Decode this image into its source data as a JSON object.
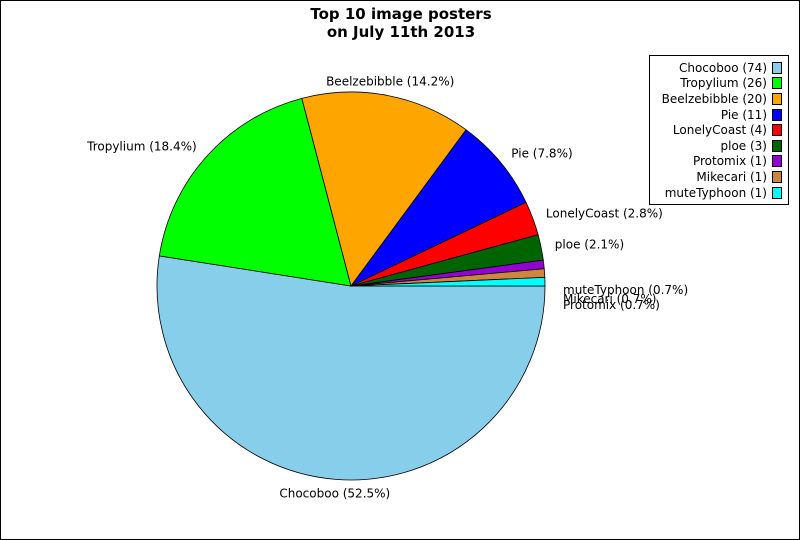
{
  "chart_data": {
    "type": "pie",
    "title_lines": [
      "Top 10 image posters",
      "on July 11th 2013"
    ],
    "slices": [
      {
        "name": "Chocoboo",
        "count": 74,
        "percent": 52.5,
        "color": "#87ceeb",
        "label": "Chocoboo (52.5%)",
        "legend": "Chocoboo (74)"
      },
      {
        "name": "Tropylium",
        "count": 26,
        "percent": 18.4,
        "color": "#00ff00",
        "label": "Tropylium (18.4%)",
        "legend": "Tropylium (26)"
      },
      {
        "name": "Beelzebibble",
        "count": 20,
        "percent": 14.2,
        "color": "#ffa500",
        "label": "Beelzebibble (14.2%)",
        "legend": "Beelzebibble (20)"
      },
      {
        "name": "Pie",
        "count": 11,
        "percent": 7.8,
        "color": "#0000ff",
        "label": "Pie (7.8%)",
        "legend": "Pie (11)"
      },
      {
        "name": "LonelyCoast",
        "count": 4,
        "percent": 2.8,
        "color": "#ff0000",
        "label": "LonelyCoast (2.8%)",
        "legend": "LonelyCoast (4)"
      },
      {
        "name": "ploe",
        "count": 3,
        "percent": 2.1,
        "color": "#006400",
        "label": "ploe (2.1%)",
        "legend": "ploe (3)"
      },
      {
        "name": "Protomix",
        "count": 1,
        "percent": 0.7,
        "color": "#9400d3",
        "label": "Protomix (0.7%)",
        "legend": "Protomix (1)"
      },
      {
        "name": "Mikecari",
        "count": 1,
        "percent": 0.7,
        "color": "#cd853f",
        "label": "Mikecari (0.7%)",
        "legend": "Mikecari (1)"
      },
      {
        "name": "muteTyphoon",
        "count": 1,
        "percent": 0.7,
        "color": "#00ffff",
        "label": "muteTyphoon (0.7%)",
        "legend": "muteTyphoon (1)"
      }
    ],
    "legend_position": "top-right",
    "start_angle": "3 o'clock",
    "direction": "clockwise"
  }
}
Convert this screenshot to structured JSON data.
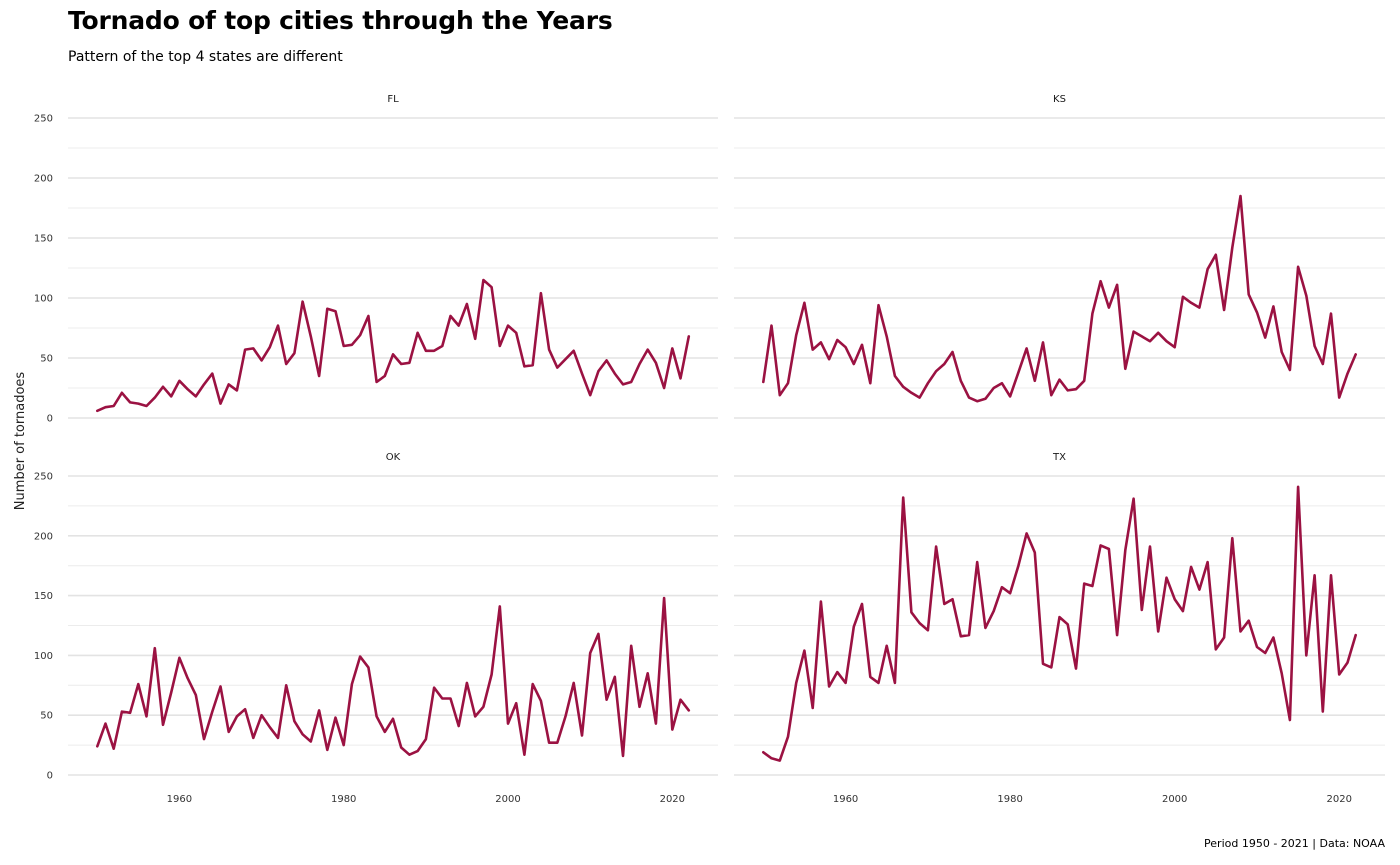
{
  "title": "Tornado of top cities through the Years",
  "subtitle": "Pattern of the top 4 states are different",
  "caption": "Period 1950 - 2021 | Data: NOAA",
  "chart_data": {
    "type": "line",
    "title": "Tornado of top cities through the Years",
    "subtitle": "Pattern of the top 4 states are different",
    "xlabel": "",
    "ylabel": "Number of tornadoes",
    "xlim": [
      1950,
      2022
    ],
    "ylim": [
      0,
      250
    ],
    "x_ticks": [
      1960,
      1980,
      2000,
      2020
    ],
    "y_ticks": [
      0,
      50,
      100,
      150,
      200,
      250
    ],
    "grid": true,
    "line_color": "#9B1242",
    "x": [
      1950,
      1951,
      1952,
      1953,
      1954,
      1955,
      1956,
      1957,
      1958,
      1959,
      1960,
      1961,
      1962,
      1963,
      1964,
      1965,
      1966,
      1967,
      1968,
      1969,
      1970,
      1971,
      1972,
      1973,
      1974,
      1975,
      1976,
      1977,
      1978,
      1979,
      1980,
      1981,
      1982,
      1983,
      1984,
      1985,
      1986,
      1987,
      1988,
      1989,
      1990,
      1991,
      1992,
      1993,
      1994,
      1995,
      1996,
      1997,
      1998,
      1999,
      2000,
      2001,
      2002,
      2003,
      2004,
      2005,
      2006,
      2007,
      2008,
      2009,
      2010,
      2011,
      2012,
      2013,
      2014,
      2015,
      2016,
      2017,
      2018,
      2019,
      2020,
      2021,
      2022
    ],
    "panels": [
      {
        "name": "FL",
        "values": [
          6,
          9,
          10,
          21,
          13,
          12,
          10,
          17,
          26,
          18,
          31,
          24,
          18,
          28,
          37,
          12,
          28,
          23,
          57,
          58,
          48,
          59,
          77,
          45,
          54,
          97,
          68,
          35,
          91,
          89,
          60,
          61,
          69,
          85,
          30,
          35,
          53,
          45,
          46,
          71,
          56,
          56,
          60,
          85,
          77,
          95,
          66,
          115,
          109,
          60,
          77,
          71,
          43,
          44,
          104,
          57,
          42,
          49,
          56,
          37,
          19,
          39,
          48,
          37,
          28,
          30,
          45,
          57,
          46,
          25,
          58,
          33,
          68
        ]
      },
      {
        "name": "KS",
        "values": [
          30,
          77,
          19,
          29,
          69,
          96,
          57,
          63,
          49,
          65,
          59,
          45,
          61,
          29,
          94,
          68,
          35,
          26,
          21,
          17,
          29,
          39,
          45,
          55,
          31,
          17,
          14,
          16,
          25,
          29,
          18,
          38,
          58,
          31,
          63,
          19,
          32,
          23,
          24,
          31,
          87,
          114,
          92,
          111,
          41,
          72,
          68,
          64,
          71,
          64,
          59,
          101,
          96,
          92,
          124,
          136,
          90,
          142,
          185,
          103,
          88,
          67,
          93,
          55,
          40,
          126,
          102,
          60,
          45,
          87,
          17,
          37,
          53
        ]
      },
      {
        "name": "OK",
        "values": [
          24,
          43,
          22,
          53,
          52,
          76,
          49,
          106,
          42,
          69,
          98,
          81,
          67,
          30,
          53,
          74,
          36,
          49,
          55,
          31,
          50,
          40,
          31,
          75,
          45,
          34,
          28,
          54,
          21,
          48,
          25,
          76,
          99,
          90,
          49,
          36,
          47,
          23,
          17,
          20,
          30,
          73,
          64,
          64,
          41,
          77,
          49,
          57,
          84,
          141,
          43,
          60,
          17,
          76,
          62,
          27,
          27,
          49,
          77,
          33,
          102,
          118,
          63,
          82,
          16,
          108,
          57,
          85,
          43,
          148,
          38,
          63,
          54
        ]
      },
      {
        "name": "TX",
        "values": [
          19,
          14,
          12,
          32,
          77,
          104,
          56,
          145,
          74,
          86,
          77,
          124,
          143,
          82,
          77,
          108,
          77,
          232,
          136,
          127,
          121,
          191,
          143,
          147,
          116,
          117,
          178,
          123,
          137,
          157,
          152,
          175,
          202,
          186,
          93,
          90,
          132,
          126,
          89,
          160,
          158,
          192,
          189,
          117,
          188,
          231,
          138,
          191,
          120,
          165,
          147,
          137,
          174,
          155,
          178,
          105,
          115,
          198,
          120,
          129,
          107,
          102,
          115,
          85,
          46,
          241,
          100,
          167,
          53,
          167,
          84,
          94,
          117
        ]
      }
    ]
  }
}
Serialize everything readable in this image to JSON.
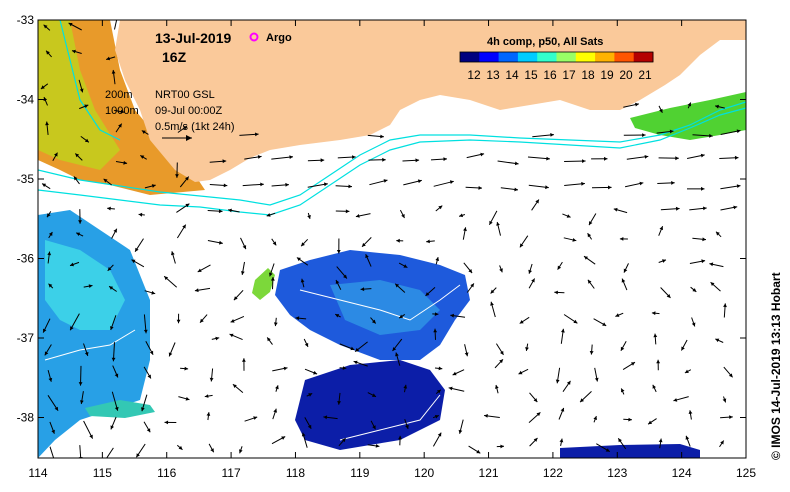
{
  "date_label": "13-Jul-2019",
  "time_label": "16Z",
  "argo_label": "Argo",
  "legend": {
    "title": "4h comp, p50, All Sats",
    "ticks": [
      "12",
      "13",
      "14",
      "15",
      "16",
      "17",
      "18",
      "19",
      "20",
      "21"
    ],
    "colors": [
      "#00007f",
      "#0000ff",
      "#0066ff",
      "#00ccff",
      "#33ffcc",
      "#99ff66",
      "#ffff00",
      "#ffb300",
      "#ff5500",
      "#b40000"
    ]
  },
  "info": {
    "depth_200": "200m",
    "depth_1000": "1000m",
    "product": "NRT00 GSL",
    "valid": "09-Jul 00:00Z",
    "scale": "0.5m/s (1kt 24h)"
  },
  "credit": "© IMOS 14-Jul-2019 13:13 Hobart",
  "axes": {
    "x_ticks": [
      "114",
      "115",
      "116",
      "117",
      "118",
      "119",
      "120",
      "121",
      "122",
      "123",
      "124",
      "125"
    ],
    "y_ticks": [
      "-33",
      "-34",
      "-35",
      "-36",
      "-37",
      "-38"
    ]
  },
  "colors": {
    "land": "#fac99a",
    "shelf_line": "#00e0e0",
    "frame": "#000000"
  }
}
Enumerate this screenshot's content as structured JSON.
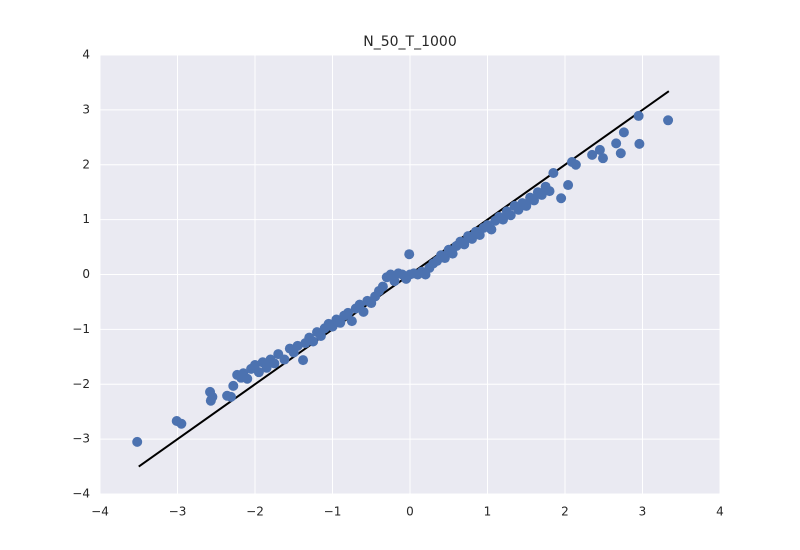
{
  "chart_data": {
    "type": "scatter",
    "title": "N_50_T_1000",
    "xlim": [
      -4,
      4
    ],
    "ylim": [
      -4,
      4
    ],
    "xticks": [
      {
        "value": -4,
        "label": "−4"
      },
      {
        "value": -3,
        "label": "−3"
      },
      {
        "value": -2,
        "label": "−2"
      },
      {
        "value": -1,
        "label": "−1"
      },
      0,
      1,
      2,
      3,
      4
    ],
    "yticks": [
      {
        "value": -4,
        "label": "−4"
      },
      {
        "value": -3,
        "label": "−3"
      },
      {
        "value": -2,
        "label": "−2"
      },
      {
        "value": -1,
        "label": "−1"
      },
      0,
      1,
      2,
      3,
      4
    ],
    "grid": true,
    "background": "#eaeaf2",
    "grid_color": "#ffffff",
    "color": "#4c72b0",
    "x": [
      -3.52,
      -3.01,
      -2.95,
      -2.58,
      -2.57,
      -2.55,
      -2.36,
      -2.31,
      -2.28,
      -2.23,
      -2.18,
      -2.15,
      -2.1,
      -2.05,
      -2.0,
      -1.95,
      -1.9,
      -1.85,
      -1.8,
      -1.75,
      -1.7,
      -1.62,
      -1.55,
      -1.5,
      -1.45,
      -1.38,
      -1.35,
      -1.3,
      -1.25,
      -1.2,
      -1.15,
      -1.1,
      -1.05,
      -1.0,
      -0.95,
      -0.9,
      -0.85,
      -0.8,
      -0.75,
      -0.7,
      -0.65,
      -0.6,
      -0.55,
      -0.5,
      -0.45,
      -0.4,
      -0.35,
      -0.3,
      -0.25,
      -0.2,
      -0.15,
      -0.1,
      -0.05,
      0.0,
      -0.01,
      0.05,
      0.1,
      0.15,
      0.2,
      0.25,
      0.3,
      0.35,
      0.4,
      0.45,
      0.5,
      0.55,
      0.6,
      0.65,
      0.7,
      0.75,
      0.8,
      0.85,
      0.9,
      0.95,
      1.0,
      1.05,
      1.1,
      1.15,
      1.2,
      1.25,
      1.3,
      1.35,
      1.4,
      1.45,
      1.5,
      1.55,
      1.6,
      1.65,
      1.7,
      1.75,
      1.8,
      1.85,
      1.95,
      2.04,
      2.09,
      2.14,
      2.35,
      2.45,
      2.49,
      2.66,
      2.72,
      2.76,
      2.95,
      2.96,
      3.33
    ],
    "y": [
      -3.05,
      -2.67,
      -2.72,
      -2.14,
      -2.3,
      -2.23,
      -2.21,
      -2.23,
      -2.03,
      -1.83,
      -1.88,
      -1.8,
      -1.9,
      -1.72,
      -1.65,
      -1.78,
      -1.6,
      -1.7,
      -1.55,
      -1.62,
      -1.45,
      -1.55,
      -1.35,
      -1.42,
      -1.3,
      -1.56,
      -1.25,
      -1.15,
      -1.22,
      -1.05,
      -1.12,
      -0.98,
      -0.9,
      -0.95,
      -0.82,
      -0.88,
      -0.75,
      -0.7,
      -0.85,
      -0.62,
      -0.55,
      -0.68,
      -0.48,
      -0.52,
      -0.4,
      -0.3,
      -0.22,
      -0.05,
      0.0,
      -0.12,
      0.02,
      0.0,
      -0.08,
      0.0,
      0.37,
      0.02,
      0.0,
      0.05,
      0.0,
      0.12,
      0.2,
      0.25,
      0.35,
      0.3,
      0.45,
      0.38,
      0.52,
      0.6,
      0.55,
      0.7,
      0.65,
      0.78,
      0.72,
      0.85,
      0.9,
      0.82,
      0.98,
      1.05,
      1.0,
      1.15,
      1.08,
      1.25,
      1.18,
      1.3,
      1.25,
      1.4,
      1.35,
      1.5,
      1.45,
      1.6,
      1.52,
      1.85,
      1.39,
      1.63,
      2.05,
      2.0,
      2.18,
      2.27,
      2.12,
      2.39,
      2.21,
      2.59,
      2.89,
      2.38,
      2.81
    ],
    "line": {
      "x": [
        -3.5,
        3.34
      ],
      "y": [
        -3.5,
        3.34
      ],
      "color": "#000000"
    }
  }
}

= = =

What you will do - Isolate each line of the listing above that includes "Protomix". Copy it.

Full output -
        "name": "Protomix",
        "label": "Protomix (0.7%)",
        "legend": "Protomix (1)"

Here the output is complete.